═════ GIVEN RECORDS

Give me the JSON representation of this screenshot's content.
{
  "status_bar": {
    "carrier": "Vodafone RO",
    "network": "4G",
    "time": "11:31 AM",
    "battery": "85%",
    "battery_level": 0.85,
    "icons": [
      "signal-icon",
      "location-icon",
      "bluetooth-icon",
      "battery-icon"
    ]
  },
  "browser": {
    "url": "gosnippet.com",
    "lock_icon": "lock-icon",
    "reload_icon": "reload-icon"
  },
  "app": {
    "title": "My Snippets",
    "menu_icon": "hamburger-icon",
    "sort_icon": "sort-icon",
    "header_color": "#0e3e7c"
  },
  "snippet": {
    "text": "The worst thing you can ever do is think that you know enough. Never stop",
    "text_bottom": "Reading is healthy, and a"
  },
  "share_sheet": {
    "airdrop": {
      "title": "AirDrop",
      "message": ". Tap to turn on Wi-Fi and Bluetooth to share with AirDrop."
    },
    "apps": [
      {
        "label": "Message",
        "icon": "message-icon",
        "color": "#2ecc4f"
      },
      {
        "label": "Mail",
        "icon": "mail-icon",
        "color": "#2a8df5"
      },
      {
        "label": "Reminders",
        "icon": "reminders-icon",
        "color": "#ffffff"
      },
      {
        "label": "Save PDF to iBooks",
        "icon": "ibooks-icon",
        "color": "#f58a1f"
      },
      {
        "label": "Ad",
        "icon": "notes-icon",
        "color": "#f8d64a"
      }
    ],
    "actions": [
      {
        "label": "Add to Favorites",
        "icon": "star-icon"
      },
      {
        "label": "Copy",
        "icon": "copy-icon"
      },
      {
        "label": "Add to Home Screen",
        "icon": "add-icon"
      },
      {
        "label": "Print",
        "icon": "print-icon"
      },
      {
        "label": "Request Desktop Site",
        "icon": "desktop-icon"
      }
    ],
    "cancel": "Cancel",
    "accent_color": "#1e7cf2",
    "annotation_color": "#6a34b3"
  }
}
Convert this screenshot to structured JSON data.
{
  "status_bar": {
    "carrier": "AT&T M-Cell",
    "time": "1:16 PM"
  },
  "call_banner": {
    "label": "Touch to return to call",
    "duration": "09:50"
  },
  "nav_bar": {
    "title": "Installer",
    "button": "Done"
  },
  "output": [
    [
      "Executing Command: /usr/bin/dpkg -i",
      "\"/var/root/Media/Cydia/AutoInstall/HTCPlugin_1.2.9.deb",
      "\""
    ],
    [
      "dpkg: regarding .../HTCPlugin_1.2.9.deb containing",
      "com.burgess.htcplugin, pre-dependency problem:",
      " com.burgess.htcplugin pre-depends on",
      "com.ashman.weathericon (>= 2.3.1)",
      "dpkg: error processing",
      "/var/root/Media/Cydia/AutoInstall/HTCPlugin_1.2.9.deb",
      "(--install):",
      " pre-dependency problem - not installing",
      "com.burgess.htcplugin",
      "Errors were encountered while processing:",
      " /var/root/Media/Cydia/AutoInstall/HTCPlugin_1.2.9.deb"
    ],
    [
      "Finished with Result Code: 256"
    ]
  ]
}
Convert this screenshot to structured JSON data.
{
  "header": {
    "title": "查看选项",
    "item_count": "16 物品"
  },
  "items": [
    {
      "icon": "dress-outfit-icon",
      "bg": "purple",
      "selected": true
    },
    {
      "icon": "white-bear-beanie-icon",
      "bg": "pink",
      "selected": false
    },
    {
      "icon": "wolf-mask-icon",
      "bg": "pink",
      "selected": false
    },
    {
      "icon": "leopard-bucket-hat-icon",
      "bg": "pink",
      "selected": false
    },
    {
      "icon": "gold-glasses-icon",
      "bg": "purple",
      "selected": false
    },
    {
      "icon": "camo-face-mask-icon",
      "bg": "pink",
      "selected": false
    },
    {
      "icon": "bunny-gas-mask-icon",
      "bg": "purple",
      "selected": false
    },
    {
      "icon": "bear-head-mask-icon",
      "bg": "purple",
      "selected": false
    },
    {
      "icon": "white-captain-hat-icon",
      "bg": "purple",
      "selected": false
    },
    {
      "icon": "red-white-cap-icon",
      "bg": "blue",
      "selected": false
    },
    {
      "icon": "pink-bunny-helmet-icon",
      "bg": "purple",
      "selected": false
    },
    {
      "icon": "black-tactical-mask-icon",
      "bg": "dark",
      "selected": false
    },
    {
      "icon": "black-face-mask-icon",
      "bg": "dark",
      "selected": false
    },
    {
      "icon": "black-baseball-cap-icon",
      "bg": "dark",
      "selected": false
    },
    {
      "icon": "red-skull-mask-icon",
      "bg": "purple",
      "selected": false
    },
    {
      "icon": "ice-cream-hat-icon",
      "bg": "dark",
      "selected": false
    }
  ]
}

══════════

§ TASK PROMPT
Repeat each record exactly. Omit nothing.

§ RESPONSE
Give me the JSON representation of this screenshot's content.
{
  "status_bar": {
    "carrier": "Vodafone RO",
    "network": "4G",
    "time": "11:31 AM",
    "battery": "85%",
    "battery_level": 0.85,
    "icons": [
      "signal-icon",
      "location-icon",
      "bluetooth-icon",
      "battery-icon"
    ]
  },
  "browser": {
    "url": "gosnippet.com",
    "lock_icon": "lock-icon",
    "reload_icon": "reload-icon"
  },
  "app": {
    "title": "My Snippets",
    "menu_icon": "hamburger-icon",
    "sort_icon": "sort-icon",
    "header_color": "#0e3e7c"
  },
  "snippet": {
    "text": "The worst thing you can ever do is think that you know enough. Never stop",
    "text_bottom": "Reading is healthy, and a"
  },
  "share_sheet": {
    "airdrop": {
      "title": "AirDrop",
      "message": ". Tap to turn on Wi-Fi and Bluetooth to share with AirDrop."
    },
    "apps": [
      {
        "label": "Message",
        "icon": "message-icon",
        "color": "#2ecc4f"
      },
      {
        "label": "Mail",
        "icon": "mail-icon",
        "color": "#2a8df5"
      },
      {
        "label": "Reminders",
        "icon": "reminders-icon",
        "color": "#ffffff"
      },
      {
        "label": "Save PDF to iBooks",
        "icon": "ibooks-icon",
        "color": "#f58a1f"
      },
      {
        "label": "Ad",
        "icon": "notes-icon",
        "color": "#f8d64a"
      }
    ],
    "actions": [
      {
        "label": "Add to Favorites",
        "icon": "star-icon"
      },
      {
        "label": "Copy",
        "icon": "copy-icon"
      },
      {
        "label": "Add to Home Screen",
        "icon": "add-icon"
      },
      {
        "label": "Print",
        "icon": "print-icon"
      },
      {
        "label": "Request Desktop Site",
        "icon": "desktop-icon"
      }
    ],
    "cancel": "Cancel",
    "accent_color": "#1e7cf2",
    "annotation_color": "#6a34b3"
  }
}
Convert this screenshot to structured JSON data.
{
  "status_bar": {
    "carrier": "AT&T M-Cell",
    "time": "1:16 PM"
  },
  "call_banner": {
    "label": "Touch to return to call",
    "duration": "09:50"
  },
  "nav_bar": {
    "title": "Installer",
    "button": "Done"
  },
  "output": [
    [
      "Executing Command: /usr/bin/dpkg -i",
      "\"/var/root/Media/Cydia/AutoInstall/HTCPlugin_1.2.9.deb",
      "\""
    ],
    [
      "dpkg: regarding .../HTCPlugin_1.2.9.deb containing",
      "com.burgess.htcplugin, pre-dependency problem:",
      " com.burgess.htcplugin pre-depends on",
      "com.ashman.weathericon (>= 2.3.1)",
      "dpkg: error processing",
      "/var/root/Media/Cydia/AutoInstall/HTCPlugin_1.2.9.deb",
      "(--install):",
      " pre-dependency problem - not installing",
      "com.burgess.htcplugin",
      "Errors were encountered while processing:",
      " /var/root/Media/Cydia/AutoInstall/HTCPlugin_1.2.9.deb"
    ],
    [
      "Finished with Result Code: 256"
    ]
  ]
}
Convert this screenshot to structured JSON data.
{
  "header": {
    "title": "查看选项",
    "item_count": "16 物品"
  },
  "items": [
    {
      "icon": "dress-outfit-icon",
      "bg": "purple",
      "selected": true
    },
    {
      "icon": "white-bear-beanie-icon",
      "bg": "pink",
      "selected": false
    },
    {
      "icon": "wolf-mask-icon",
      "bg": "pink",
      "selected": false
    },
    {
      "icon": "leopard-bucket-hat-icon",
      "bg": "pink",
      "selected": false
    },
    {
      "icon": "gold-glasses-icon",
      "bg": "purple",
      "selected": false
    },
    {
      "icon": "camo-face-mask-icon",
      "bg": "pink",
      "selected": false
    },
    {
      "icon": "bunny-gas-mask-icon",
      "bg": "purple",
      "selected": false
    },
    {
      "icon": "bear-head-mask-icon",
      "bg": "purple",
      "selected": false
    },
    {
      "icon": "white-captain-hat-icon",
      "bg": "purple",
      "selected": false
    },
    {
      "icon": "red-white-cap-icon",
      "bg": "blue",
      "selected": false
    },
    {
      "icon": "pink-bunny-helmet-icon",
      "bg": "purple",
      "selected": false
    },
    {
      "icon": "black-tactical-mask-icon",
      "bg": "dark",
      "selected": false
    },
    {
      "icon": "black-face-mask-icon",
      "bg": "dark",
      "selected": false
    },
    {
      "icon": "black-baseball-cap-icon",
      "bg": "dark",
      "selected": false
    },
    {
      "icon": "red-skull-mask-icon",
      "bg": "purple",
      "selected": false
    },
    {
      "icon": "ice-cream-hat-icon",
      "bg": "dark",
      "selected": false
    }
  ]
}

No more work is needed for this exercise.